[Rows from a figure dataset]
<<<<

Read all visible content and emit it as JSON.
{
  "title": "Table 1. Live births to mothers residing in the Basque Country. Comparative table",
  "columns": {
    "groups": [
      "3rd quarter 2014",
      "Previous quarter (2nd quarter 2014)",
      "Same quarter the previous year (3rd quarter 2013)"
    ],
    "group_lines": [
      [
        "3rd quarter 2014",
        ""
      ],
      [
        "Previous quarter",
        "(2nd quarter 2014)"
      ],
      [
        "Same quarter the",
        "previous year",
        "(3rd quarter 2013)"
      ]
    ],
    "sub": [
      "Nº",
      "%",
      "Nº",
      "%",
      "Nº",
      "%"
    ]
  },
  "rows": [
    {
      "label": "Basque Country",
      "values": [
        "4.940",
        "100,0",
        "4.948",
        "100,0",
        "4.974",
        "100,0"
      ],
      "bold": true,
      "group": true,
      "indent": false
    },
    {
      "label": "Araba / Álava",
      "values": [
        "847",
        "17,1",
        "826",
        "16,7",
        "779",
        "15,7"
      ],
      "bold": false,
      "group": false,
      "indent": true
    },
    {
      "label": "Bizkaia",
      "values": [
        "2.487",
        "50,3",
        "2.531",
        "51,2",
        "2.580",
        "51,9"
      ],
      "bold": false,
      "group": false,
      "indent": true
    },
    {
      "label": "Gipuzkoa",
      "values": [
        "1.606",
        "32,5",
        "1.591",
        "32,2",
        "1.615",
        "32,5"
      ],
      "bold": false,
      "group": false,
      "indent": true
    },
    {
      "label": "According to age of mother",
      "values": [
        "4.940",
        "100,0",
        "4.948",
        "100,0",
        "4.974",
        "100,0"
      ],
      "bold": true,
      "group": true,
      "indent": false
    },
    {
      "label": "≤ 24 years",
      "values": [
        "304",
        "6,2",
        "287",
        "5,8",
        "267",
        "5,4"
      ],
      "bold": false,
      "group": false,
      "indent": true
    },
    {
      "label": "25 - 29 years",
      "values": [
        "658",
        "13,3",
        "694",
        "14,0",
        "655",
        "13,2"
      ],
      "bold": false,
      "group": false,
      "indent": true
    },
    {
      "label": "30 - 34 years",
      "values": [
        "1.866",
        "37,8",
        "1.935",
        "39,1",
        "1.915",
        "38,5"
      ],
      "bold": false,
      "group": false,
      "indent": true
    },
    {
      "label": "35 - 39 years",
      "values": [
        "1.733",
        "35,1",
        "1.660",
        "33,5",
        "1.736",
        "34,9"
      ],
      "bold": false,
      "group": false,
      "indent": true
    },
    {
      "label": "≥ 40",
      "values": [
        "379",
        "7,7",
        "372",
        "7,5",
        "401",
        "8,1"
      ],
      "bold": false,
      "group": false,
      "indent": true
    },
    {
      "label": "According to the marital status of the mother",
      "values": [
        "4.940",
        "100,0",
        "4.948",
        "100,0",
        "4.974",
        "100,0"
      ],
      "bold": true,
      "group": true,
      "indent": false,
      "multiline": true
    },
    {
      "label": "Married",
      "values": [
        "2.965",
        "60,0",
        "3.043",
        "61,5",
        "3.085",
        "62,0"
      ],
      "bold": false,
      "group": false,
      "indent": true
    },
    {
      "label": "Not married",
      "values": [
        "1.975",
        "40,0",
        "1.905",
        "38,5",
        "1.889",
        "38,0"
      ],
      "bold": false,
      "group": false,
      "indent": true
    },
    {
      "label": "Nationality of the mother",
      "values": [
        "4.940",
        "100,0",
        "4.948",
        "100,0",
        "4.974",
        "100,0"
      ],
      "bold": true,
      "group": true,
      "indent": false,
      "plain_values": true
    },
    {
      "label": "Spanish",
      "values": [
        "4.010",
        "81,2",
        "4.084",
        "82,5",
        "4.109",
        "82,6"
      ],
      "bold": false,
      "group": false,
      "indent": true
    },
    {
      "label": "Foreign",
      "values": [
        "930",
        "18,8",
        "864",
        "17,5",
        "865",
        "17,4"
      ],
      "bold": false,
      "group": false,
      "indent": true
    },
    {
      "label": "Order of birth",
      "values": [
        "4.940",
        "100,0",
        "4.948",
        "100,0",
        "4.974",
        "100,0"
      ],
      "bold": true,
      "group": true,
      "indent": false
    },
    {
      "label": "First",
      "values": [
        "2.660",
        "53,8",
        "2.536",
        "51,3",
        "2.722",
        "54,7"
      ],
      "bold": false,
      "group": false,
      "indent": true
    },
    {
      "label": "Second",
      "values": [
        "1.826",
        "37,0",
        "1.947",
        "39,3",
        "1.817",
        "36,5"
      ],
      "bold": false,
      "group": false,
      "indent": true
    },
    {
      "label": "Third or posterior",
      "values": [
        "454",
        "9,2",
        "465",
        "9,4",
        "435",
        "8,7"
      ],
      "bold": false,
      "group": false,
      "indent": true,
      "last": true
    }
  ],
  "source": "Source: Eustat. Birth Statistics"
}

>>>>

__INSTRUCTION__.
Write the data from above out again, exactly.

__OUTPUT BELOW__.
Read all visible content and emit it as JSON.
{
  "title": "Table 1. Live births to mothers residing in the Basque Country. Comparative table",
  "columns": {
    "groups": [
      "3rd quarter 2014",
      "Previous quarter (2nd quarter 2014)",
      "Same quarter the previous year (3rd quarter 2013)"
    ],
    "group_lines": [
      [
        "3rd quarter 2014",
        ""
      ],
      [
        "Previous quarter",
        "(2nd quarter 2014)"
      ],
      [
        "Same quarter the",
        "previous year",
        "(3rd quarter 2013)"
      ]
    ],
    "sub": [
      "Nº",
      "%",
      "Nº",
      "%",
      "Nº",
      "%"
    ]
  },
  "rows": [
    {
      "label": "Basque Country",
      "values": [
        "4.940",
        "100,0",
        "4.948",
        "100,0",
        "4.974",
        "100,0"
      ],
      "bold": true,
      "group": true,
      "indent": false
    },
    {
      "label": "Araba / Álava",
      "values": [
        "847",
        "17,1",
        "826",
        "16,7",
        "779",
        "15,7"
      ],
      "bold": false,
      "group": false,
      "indent": true
    },
    {
      "label": "Bizkaia",
      "values": [
        "2.487",
        "50,3",
        "2.531",
        "51,2",
        "2.580",
        "51,9"
      ],
      "bold": false,
      "group": false,
      "indent": true
    },
    {
      "label": "Gipuzkoa",
      "values": [
        "1.606",
        "32,5",
        "1.591",
        "32,2",
        "1.615",
        "32,5"
      ],
      "bold": false,
      "group": false,
      "indent": true
    },
    {
      "label": "According to age of mother",
      "values": [
        "4.940",
        "100,0",
        "4.948",
        "100,0",
        "4.974",
        "100,0"
      ],
      "bold": true,
      "group": true,
      "indent": false
    },
    {
      "label": "≤ 24 years",
      "values": [
        "304",
        "6,2",
        "287",
        "5,8",
        "267",
        "5,4"
      ],
      "bold": false,
      "group": false,
      "indent": true
    },
    {
      "label": "25 - 29 years",
      "values": [
        "658",
        "13,3",
        "694",
        "14,0",
        "655",
        "13,2"
      ],
      "bold": false,
      "group": false,
      "indent": true
    },
    {
      "label": "30 - 34 years",
      "values": [
        "1.866",
        "37,8",
        "1.935",
        "39,1",
        "1.915",
        "38,5"
      ],
      "bold": false,
      "group": false,
      "indent": true
    },
    {
      "label": "35 - 39 years",
      "values": [
        "1.733",
        "35,1",
        "1.660",
        "33,5",
        "1.736",
        "34,9"
      ],
      "bold": false,
      "group": false,
      "indent": true
    },
    {
      "label": "≥ 40",
      "values": [
        "379",
        "7,7",
        "372",
        "7,5",
        "401",
        "8,1"
      ],
      "bold": false,
      "group": false,
      "indent": true
    },
    {
      "label": "According to the marital status of the mother",
      "values": [
        "4.940",
        "100,0",
        "4.948",
        "100,0",
        "4.974",
        "100,0"
      ],
      "bold": true,
      "group": true,
      "indent": false,
      "multiline": true
    },
    {
      "label": "Married",
      "values": [
        "2.965",
        "60,0",
        "3.043",
        "61,5",
        "3.085",
        "62,0"
      ],
      "bold": false,
      "group": false,
      "indent": true
    },
    {
      "label": "Not married",
      "values": [
        "1.975",
        "40,0",
        "1.905",
        "38,5",
        "1.889",
        "38,0"
      ],
      "bold": false,
      "group": false,
      "indent": true
    },
    {
      "label": "Nationality of the mother",
      "values": [
        "4.940",
        "100,0",
        "4.948",
        "100,0",
        "4.974",
        "100,0"
      ],
      "bold": true,
      "group": true,
      "indent": false,
      "plain_values": true
    },
    {
      "label": "Spanish",
      "values": [
        "4.010",
        "81,2",
        "4.084",
        "82,5",
        "4.109",
        "82,6"
      ],
      "bold": false,
      "group": false,
      "indent": true
    },
    {
      "label": "Foreign",
      "values": [
        "930",
        "18,8",
        "864",
        "17,5",
        "865",
        "17,4"
      ],
      "bold": false,
      "group": false,
      "indent": true
    },
    {
      "label": "Order of birth",
      "values": [
        "4.940",
        "100,0",
        "4.948",
        "100,0",
        "4.974",
        "100,0"
      ],
      "bold": true,
      "group": true,
      "indent": false
    },
    {
      "label": "First",
      "values": [
        "2.660",
        "53,8",
        "2.536",
        "51,3",
        "2.722",
        "54,7"
      ],
      "bold": false,
      "group": false,
      "indent": true
    },
    {
      "label": "Second",
      "values": [
        "1.826",
        "37,0",
        "1.947",
        "39,3",
        "1.817",
        "36,5"
      ],
      "bold": false,
      "group": false,
      "indent": true
    },
    {
      "label": "Third or posterior",
      "values": [
        "454",
        "9,2",
        "465",
        "9,4",
        "435",
        "8,7"
      ],
      "bold": false,
      "group": false,
      "indent": true,
      "last": true
    }
  ],
  "source": "Source: Eustat. Birth Statistics"
}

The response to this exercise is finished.